▶ THE PROBLEM: Output the line that contains "Transcribe the text in this document." and every line after it to the end of the entries, with nothing added or left out.

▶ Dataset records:
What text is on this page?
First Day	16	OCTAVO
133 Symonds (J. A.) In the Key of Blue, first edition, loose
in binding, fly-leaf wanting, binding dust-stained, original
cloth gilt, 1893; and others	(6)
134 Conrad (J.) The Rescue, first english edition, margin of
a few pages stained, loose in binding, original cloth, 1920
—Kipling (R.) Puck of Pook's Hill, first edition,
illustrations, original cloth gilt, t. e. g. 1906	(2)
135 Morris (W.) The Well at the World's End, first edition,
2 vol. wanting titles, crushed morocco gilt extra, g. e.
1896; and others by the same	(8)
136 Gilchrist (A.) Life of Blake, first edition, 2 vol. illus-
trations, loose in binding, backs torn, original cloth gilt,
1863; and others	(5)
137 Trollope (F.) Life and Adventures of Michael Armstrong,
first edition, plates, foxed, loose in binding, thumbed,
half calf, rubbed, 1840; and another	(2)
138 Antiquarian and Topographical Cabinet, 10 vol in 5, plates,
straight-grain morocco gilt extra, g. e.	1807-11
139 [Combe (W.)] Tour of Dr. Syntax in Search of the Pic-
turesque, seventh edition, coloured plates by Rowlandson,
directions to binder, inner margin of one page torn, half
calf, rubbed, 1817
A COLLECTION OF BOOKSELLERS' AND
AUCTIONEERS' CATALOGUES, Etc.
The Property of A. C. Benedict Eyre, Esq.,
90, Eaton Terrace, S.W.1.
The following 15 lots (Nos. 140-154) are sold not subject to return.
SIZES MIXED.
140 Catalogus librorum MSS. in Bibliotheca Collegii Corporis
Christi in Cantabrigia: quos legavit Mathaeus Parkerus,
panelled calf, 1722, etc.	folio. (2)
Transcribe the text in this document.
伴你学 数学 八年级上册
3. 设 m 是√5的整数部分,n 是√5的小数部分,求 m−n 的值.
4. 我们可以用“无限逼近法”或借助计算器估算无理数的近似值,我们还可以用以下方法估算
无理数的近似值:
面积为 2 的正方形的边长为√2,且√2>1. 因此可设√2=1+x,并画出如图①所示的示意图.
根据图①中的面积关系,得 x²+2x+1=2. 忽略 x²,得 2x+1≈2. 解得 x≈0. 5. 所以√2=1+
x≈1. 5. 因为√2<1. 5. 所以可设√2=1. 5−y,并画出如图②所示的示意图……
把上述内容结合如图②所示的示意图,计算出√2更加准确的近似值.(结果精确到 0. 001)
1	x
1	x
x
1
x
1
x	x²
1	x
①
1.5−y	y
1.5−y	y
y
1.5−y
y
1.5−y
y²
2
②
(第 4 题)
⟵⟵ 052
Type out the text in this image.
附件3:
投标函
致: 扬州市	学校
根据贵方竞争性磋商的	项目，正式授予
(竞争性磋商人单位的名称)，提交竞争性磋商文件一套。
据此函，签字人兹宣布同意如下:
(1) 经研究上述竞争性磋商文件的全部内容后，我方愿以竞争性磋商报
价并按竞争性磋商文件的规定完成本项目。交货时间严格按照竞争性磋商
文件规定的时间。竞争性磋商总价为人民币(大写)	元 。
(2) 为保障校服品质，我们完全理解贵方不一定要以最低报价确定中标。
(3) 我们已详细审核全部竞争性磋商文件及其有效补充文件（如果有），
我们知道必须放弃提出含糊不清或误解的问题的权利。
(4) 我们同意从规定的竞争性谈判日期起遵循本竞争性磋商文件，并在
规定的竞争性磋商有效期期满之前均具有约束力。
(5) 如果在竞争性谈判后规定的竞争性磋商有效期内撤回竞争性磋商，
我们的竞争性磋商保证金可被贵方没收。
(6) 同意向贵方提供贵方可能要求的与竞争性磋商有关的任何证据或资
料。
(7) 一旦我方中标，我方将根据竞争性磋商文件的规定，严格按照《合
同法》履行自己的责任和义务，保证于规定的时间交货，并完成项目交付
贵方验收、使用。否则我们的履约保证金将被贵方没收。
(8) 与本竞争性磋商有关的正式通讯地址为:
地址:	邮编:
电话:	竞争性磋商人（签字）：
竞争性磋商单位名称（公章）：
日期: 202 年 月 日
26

▶ EXERCISE RESPONSE:
Transcribe the text in this document.
伴你学 数学 八年级上册
3. 设 m 是√5的整数部分,n 是√5的小数部分,求 m−n 的值.
4. 我们可以用“无限逼近法”或借助计算器估算无理数的近似值,我们还可以用以下方法估算
无理数的近似值:
面积为 2 的正方形的边长为√2,且√2>1. 因此可设√2=1+x,并画出如图①所示的示意图.
根据图①中的面积关系,得 x²+2x+1=2. 忽略 x²,得 2x+1≈2. 解得 x≈0. 5. 所以√2=1+
x≈1. 5. 因为√2<1. 5. 所以可设√2=1. 5−y,并画出如图②所示的示意图……
把上述内容结合如图②所示的示意图,计算出√2更加准确的近似值.(结果精确到 0. 001)
1	x
1	x
x
1
x
1
x	x²
1	x
①
1.5−y	y
1.5−y	y
y
1.5−y
y
1.5−y
y²
2
②
(第 4 题)
⟵⟵ 052
Type out the text in this image.
附件3:
投标函
致: 扬州市	学校
根据贵方竞争性磋商的	项目，正式授予
(竞争性磋商人单位的名称)，提交竞争性磋商文件一套。
据此函，签字人兹宣布同意如下:
(1) 经研究上述竞争性磋商文件的全部内容后，我方愿以竞争性磋商报
价并按竞争性磋商文件的规定完成本项目。交货时间严格按照竞争性磋商
文件规定的时间。竞争性磋商总价为人民币(大写)	元 。
(2) 为保障校服品质，我们完全理解贵方不一定要以最低报价确定中标。
(3) 我们已详细审核全部竞争性磋商文件及其有效补充文件（如果有），
我们知道必须放弃提出含糊不清或误解的问题的权利。
(4) 我们同意从规定的竞争性谈判日期起遵循本竞争性磋商文件，并在
规定的竞争性磋商有效期期满之前均具有约束力。
(5) 如果在竞争性谈判后规定的竞争性磋商有效期内撤回竞争性磋商，
我们的竞争性磋商保证金可被贵方没收。
(6) 同意向贵方提供贵方可能要求的与竞争性磋商有关的任何证据或资
料。
(7) 一旦我方中标，我方将根据竞争性磋商文件的规定，严格按照《合
同法》履行自己的责任和义务，保证于规定的时间交货，并完成项目交付
贵方验收、使用。否则我们的履约保证金将被贵方没收。
(8) 与本竞争性磋商有关的正式通讯地址为:
地址:	邮编:
电话:	竞争性磋商人（签字）：
竞争性磋商单位名称（公章）：
日期: 202 年 月 日
26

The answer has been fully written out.